# Musik einbinden



## cille (3. Juli 2006)

Hi ho,
habe mein Bücher durchgestöbert und auch gegoogelt, aber nichts gefunden.
Will musik auf eine HP machen, aber mit "AN" und "AUS" schalter,
in etwa so:  "Sound: ON / OFF".

Finde nichts, bitte helft mir bin verzweifelt.

[EDIT]
Weis jetzt nicht ob ich hier richtig bin


----------



## cody- (3. Juli 2006)

SELFHTML: JavaScript / Objektreferenz / embeds

Mit play() und stop() kann man Musik starten und stoppen, hab aber keine Erfahrung damit, gibt bestimmt Probleme bezüglich der verschiedenen Player könnte ich mir denken. 



> Der Befehl spricht eine Schnittstelle des Abspielgerätes an. Seine Wirkungsweise ist deshalb immer abhängig vom verwendeten Plugin und steht nicht in jedem Fall zur Verfügung.


----------



## cille (3. Juli 2006)

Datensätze
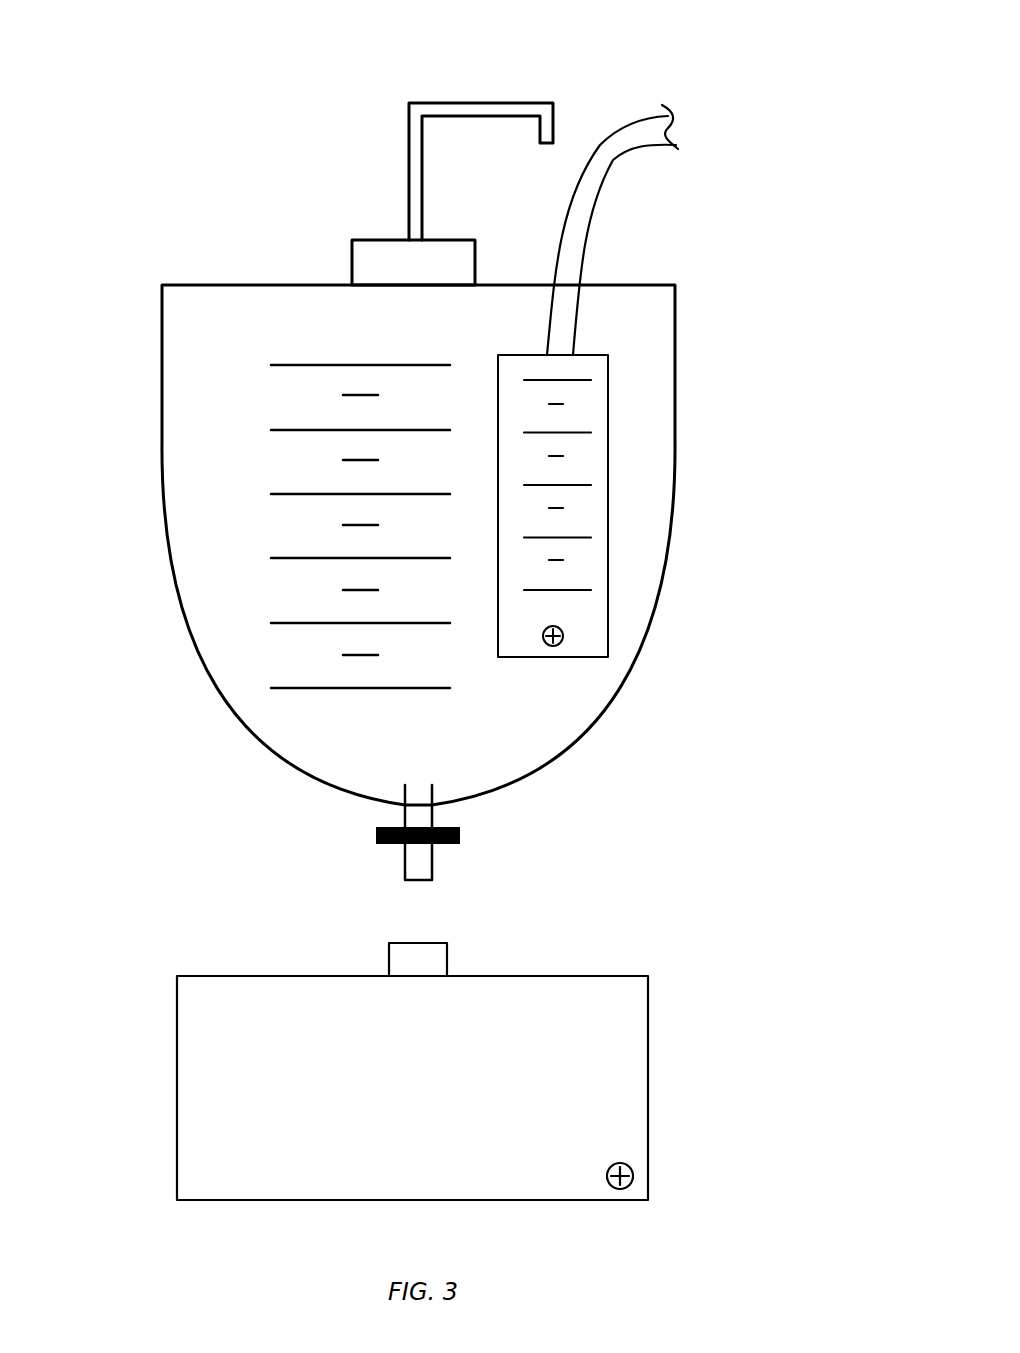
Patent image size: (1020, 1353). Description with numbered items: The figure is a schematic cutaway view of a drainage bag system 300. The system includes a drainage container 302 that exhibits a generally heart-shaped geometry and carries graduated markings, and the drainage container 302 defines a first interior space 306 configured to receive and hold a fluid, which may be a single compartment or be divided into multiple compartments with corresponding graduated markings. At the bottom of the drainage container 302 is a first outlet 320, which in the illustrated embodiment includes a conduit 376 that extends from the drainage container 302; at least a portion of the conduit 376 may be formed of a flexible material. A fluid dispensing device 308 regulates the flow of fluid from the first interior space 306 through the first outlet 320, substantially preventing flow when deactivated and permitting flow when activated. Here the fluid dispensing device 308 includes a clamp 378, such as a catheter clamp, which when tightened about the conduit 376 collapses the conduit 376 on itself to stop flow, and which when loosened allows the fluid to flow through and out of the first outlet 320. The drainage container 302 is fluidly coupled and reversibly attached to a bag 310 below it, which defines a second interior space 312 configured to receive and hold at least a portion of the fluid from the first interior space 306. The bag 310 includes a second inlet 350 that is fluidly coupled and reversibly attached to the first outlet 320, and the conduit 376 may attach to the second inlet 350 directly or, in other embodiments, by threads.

The drainage bag system 300 is at (707, 64).
The drainage container 302 is at (684, 418).
The first interior space 306 is at (218, 477).
The first outlet 320 is at (436, 818).
The conduit 376 is at (404, 820).
The clamp 378 is at (460, 836).
The fluid dispensing device 308 is at (374, 831).
The second inlet 350 is at (386, 957).
The bag 310 is at (654, 1032).
The second interior space 312 is at (562, 1026).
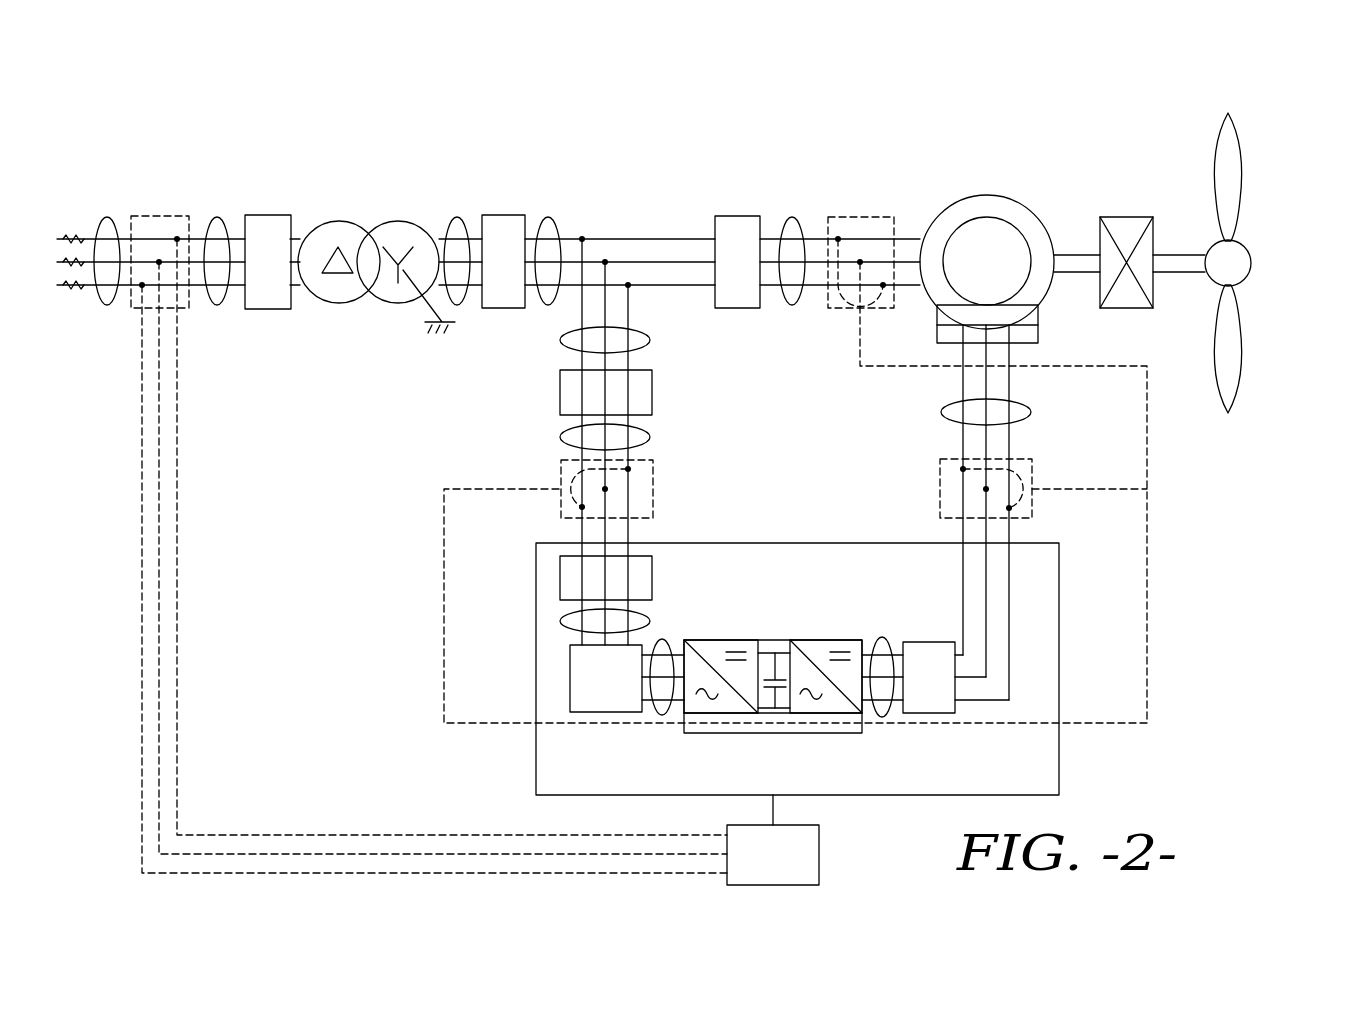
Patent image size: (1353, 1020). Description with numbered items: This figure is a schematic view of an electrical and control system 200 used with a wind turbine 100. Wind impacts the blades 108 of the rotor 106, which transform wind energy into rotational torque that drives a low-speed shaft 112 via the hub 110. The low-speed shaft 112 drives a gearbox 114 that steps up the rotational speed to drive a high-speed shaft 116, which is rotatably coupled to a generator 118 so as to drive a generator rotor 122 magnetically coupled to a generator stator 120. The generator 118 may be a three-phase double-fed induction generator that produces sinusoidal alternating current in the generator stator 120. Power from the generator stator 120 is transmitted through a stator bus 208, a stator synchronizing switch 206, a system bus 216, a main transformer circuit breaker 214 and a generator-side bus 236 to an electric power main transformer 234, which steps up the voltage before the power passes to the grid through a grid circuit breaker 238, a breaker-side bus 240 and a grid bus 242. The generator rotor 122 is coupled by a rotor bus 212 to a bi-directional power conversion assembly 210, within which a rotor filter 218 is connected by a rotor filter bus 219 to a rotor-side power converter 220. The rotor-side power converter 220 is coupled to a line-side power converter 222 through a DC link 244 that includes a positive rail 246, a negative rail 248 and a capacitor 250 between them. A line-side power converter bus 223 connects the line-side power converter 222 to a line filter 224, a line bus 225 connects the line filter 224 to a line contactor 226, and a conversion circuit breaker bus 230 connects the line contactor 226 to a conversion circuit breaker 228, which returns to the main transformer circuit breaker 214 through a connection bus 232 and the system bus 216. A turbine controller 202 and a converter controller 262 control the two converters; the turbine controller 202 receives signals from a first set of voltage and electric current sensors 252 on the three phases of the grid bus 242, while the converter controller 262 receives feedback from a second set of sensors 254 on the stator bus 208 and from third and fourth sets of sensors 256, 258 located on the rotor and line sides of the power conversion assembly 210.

The wind turbine 100 is at (1188, 112).
The rotor 106 is at (1253, 231).
The blades 108 is at (1243, 175).
The hub 110 is at (1252, 263).
The low-speed shaft 112 is at (1163, 252).
The gearbox 114 is at (1130, 217).
The high-speed shaft 116 is at (1088, 252).
The generator 118 is at (981, 172).
The generator stator 120 is at (1010, 200).
The generator rotor 122 is at (962, 240).
The electrical and control system 200 is at (333, 137).
The turbine controller 202 is at (752, 869).
The stator synchronizing switch 206 is at (735, 216).
The stator bus 208 is at (795, 216).
The power conversion assembly 210 is at (1059, 640).
The rotor bus 212 is at (1033, 412).
The main transformer circuit breaker 214 is at (503, 215).
The system bus 216 is at (550, 218).
The rotor filter 218 is at (928, 642).
The rotor filter bus 219 is at (882, 640).
The rotor-side power converter 220 is at (862, 712).
The line-side power converter 222 is at (682, 712).
The line-side power converter bus 223 is at (660, 640).
The line filter 224 is at (570, 690).
The line bus 225 is at (561, 621).
The line contactor 226 is at (560, 580).
The conversion circuit breaker 228 is at (652, 392).
The conversion circuit breaker bus 230 is at (651, 437).
The connection bus 232 is at (651, 340).
The main transformer 234 is at (395, 220).
The generator-side bus 236 is at (457, 218).
The grid circuit breaker 238 is at (270, 215).
The breaker-side bus 240 is at (217, 217).
The grid bus 242 is at (107, 217).
The DC link 244 is at (783, 599).
The positive rail 246 is at (780, 652).
The negative rail 248 is at (775, 713).
The capacitor 250 is at (775, 675).
The first set of voltage and electric current sensors 252 is at (163, 216).
The second set of voltage and electric current sensors 254 is at (858, 199).
The third set of voltage and electric current sensors 256 is at (940, 489).
The fourth set of voltage and electric current sensors 258 is at (653, 499).
The converter controller 262 is at (820, 733).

## GENANNTES ZIEL A
Gib bitte den Teil der Datensätze Wort für Wort wieder, der mit ihrem Anfang beginnt und mit der Zeile endet, die „The bag 310 is at (654, 1032).“ enthält, beide Enden eingeschlossen. Die Bilder lässt du in der Antwort weg.
## GENANNTES ZIEL B
Führe den Forenthread über das Einbinden von Musik ab der Stelle weiter, an der er aufhört.
Die Datensätze stehen in keinem Zusammenhang mit dem Forenthread.

## ANTWORT A
Patent image size: (1020, 1353). Description with numbered items: The figure is a schematic cutaway view of a drainage bag system 300. The system includes a drainage container 302 that exhibits a generally heart-shaped geometry and carries graduated markings, and the drainage container 302 defines a first interior space 306 configured to receive and hold a fluid, which may be a single compartment or be divided into multiple compartments with corresponding graduated markings. At the bottom of the drainage container 302 is a first outlet 320, which in the illustrated embodiment includes a conduit 376 that extends from the drainage container 302; at least a portion of the conduit 376 may be formed of a flexible material. A fluid dispensing device 308 regulates the flow of fluid from the first interior space 306 through the first outlet 320, substantially preventing flow when deactivated and permitting flow when activated. Here the fluid dispensing device 308 includes a clamp 378, such as a catheter clamp, which when tightened about the conduit 376 collapses the conduit 376 on itself to stop flow, and which when loosened allows the fluid to flow through and out of the first outlet 320. The drainage container 302 is fluidly coupled and reversibly attached to a bag 310 below it, which defines a second interior space 312 configured to receive and hold at least a portion of the fluid from the first interior space 306. The bag 310 includes a second inlet 350 that is fluidly coupled and reversibly attached to the first outlet 320, and the conduit 376 may attach to the second inlet 350 directly or, in other embodiments, by threads.

The drainage bag system 300 is at (707, 64).
The drainage container 302 is at (684, 418).
The first interior space 306 is at (218, 477).
The first outlet 320 is at (436, 818).
The conduit 376 is at (404, 820).
The clamp 378 is at (460, 836).
The fluid dispensing device 308 is at (374, 831).
The second inlet 350 is at (386, 957).
The bag 310 is at (654, 1032).

## ANTWORT B
Hi ho, thx für deine Hilfe, aber die Start und Stop funktion geht leider nicht, nur wenn ich im Parameter

autostart=""  das TRUE rein setzte geht die sound Option los, aber leider kann ich dies nicht stoppen oder starten.

[EDIT]
Weis einer ne Lösung, bitte, ist ganz dringend.


----------



## cmyk-vienna (4. Juli 2006)

Probiers doch mal damit:
XSPF Web Music Player (Flash) - Plays MP3 on your website
da kannst Du relativ einfach mp3s einbinden und sogar eine Playlist anlegen.
Voraussetzung ist nur, daß der Besucher Flash installiert haben muß.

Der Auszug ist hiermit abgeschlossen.